WRITTEN REQUEST: Please write the listing below out again exactly, leaving every picture behind.

Data entries
______________________________

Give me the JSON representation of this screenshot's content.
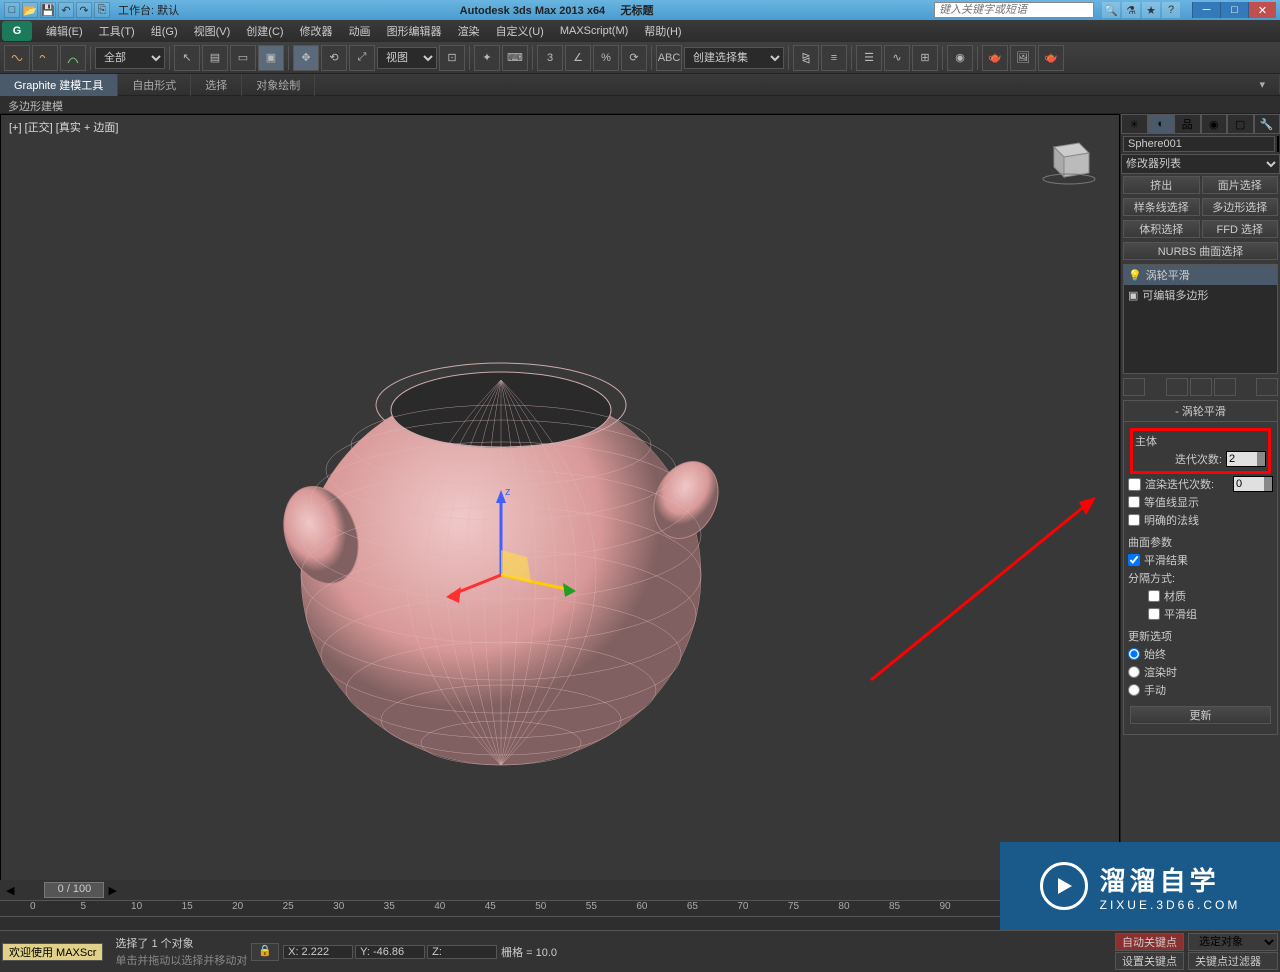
{
  "titlebar": {
    "workspace_label": "工作台: 默认",
    "app_title": "Autodesk 3ds Max  2013 x64",
    "doc_title": "无标题",
    "search_placeholder": "键入关键字或短语"
  },
  "menu": [
    "编辑(E)",
    "工具(T)",
    "组(G)",
    "视图(V)",
    "创建(C)",
    "修改器",
    "动画",
    "图形编辑器",
    "渲染",
    "自定义(U)",
    "MAXScript(M)",
    "帮助(H)"
  ],
  "ribbon": {
    "tabs": [
      "Graphite 建模工具",
      "自由形式",
      "选择",
      "对象绘制"
    ],
    "sub": "多边形建模"
  },
  "toolbar": {
    "filter_all": "全部",
    "view_dropdown": "视图",
    "named_sel": "创建选择集"
  },
  "viewport": {
    "label": "[+] [正交] [真实 + 边面]"
  },
  "cmdpanel": {
    "object_name": "Sphere001",
    "modifier_list": "修改器列表",
    "sel_buttons": [
      [
        "挤出",
        "面片选择"
      ],
      [
        "样条线选择",
        "多边形选择"
      ],
      [
        "体积选择",
        "FFD 选择"
      ]
    ],
    "nurbs_btn": "NURBS 曲面选择",
    "stack": [
      "涡轮平滑",
      "可编辑多边形"
    ],
    "rollout_title": "涡轮平滑",
    "section_main": "主体",
    "iterations_label": "迭代次数:",
    "iterations_value": "2",
    "render_iter_label": "渲染迭代次数:",
    "render_iter_value": "0",
    "isoline": "等值线显示",
    "explicit_normals": "明确的法线",
    "surface_params": "曲面参数",
    "smooth_result": "平滑结果",
    "separate_by": "分隔方式:",
    "material": "材质",
    "smooth_group": "平滑组",
    "update_options": "更新选项",
    "always": "始终",
    "render_time": "渲染时",
    "manual": "手动",
    "update_btn": "更新"
  },
  "timeslider": {
    "label": "0 / 100"
  },
  "trackbar": {
    "ticks": [
      0,
      5,
      10,
      15,
      20,
      25,
      30,
      35,
      40,
      45,
      50,
      55,
      60,
      65,
      70,
      75,
      80,
      85,
      90
    ]
  },
  "statusbar": {
    "welcome": "欢迎使用 MAXScr",
    "selected": "选择了 1 个对象",
    "prompt": "单击并拖动以选择并移动对",
    "x": "X: 2.222",
    "y": "Y: -46.86",
    "z": "Z:",
    "grid": "栅格 = 10.0",
    "autokey": "自动关键点",
    "selected_obj": "选定对象",
    "setkey": "设置关键点",
    "keyfilter": "关键点过滤器"
  },
  "watermark": {
    "big": "溜溜自学",
    "small": "ZIXUE.3D66.COM"
  }
}
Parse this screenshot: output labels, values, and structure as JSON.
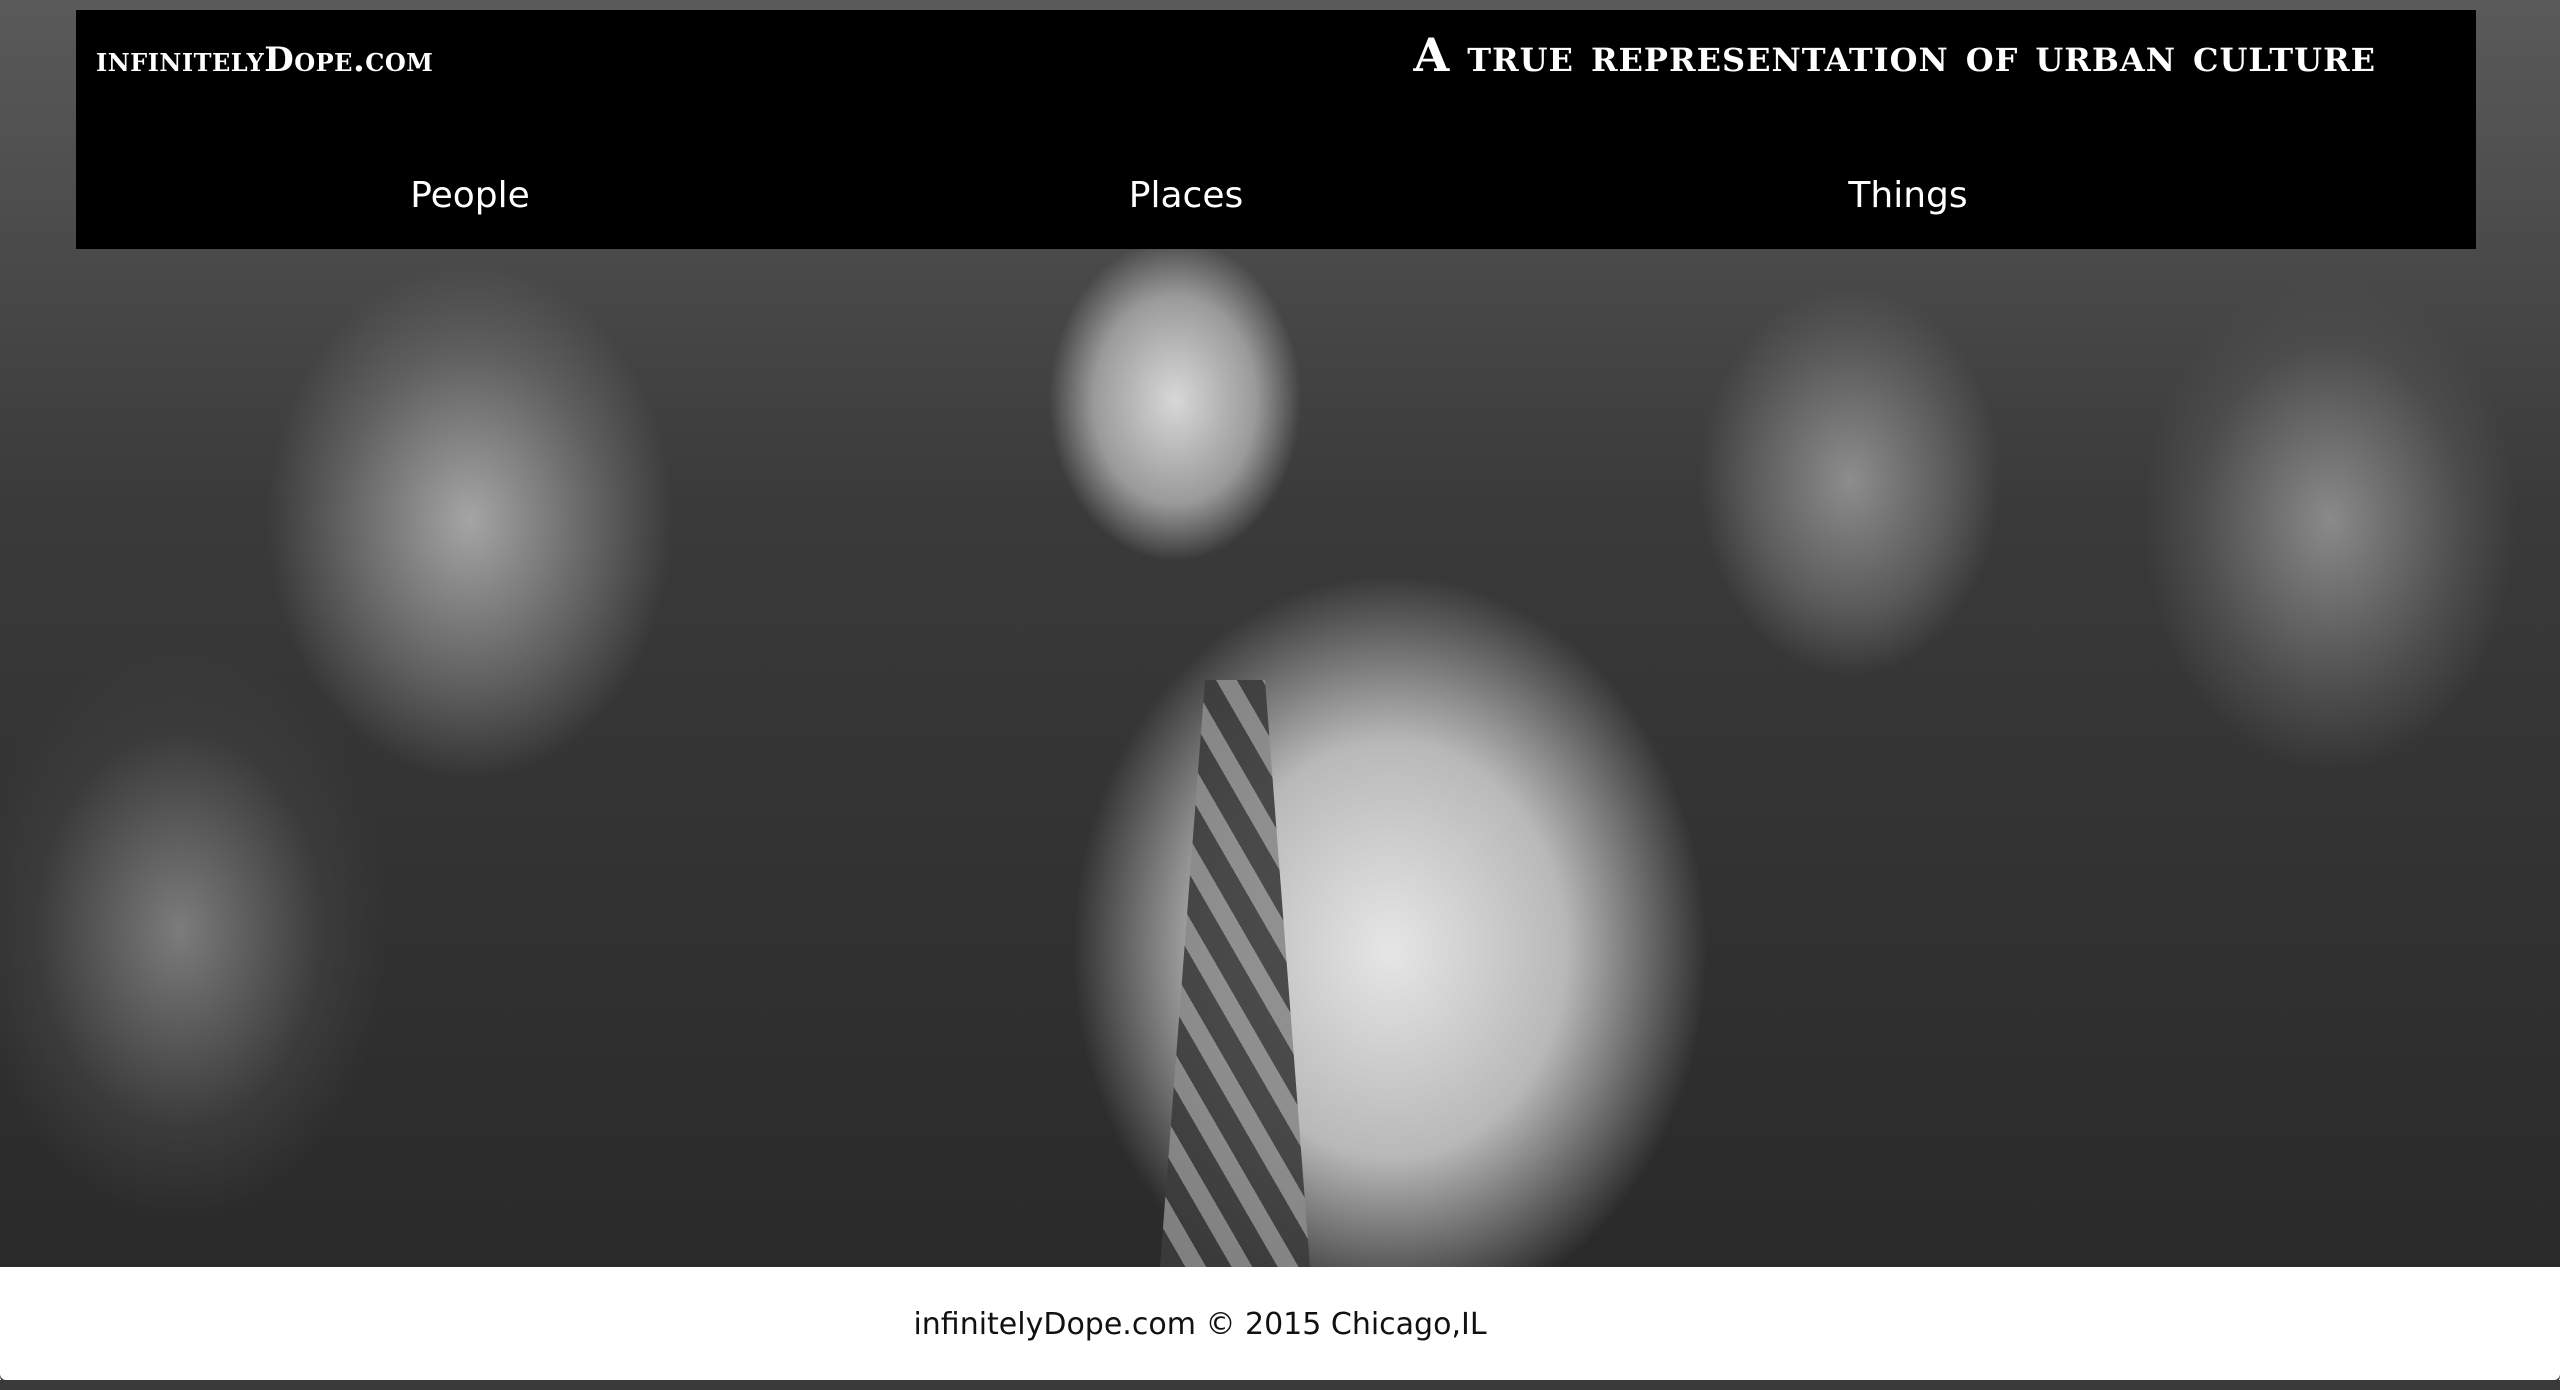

______________________________

SOLUTION TO THE EXERCISE:
Give me the JSON representation of this screenshot's content.
{
  "titlebar": {
    "workspace_label": "工作台: 默认",
    "app_title": "Autodesk 3ds Max  2013 x64",
    "doc_title": "无标题",
    "search_placeholder": "键入关键字或短语"
  },
  "menu": [
    "编辑(E)",
    "工具(T)",
    "组(G)",
    "视图(V)",
    "创建(C)",
    "修改器",
    "动画",
    "图形编辑器",
    "渲染",
    "自定义(U)",
    "MAXScript(M)",
    "帮助(H)"
  ],
  "ribbon": {
    "tabs": [
      "Graphite 建模工具",
      "自由形式",
      "选择",
      "对象绘制"
    ],
    "sub": "多边形建模"
  },
  "toolbar": {
    "filter_all": "全部",
    "view_dropdown": "视图",
    "named_sel": "创建选择集"
  },
  "viewport": {
    "label": "[+] [正交] [真实 + 边面]"
  },
  "cmdpanel": {
    "object_name": "Sphere001",
    "modifier_list": "修改器列表",
    "sel_buttons": [
      [
        "挤出",
        "面片选择"
      ],
      [
        "样条线选择",
        "多边形选择"
      ],
      [
        "体积选择",
        "FFD 选择"
      ]
    ],
    "nurbs_btn": "NURBS 曲面选择",
    "stack": [
      "涡轮平滑",
      "可编辑多边形"
    ],
    "rollout_title": "涡轮平滑",
    "section_main": "主体",
    "iterations_label": "迭代次数:",
    "iterations_value": "2",
    "render_iter_label": "渲染迭代次数:",
    "render_iter_value": "0",
    "isoline": "等值线显示",
    "explicit_normals": "明确的法线",
    "surface_params": "曲面参数",
    "smooth_result": "平滑结果",
    "separate_by": "分隔方式:",
    "material": "材质",
    "smooth_group": "平滑组",
    "update_options": "更新选项",
    "always": "始终",
    "render_time": "渲染时",
    "manual": "手动",
    "update_btn": "更新"
  },
  "timeslider": {
    "label": "0 / 100"
  },
  "trackbar": {
    "ticks": [
      0,
      5,
      10,
      15,
      20,
      25,
      30,
      35,
      40,
      45,
      50,
      55,
      60,
      65,
      70,
      75,
      80,
      85,
      90
    ]
  },
  "statusbar": {
    "welcome": "欢迎使用 MAXScr",
    "selected": "选择了 1 个对象",
    "prompt": "单击并拖动以选择并移动对",
    "x": "X: 2.222",
    "y": "Y: -46.86",
    "z": "Z:",
    "grid": "栅格 = 10.0",
    "autokey": "自动关键点",
    "selected_obj": "选定对象",
    "setkey": "设置关键点",
    "keyfilter": "关键点过滤器"
  },
  "watermark": {
    "big": "溜溜自学",
    "small": "ZIXUE.3D66.COM"
  }
}
Parse this screenshot: output labels, values, and structure as JSON.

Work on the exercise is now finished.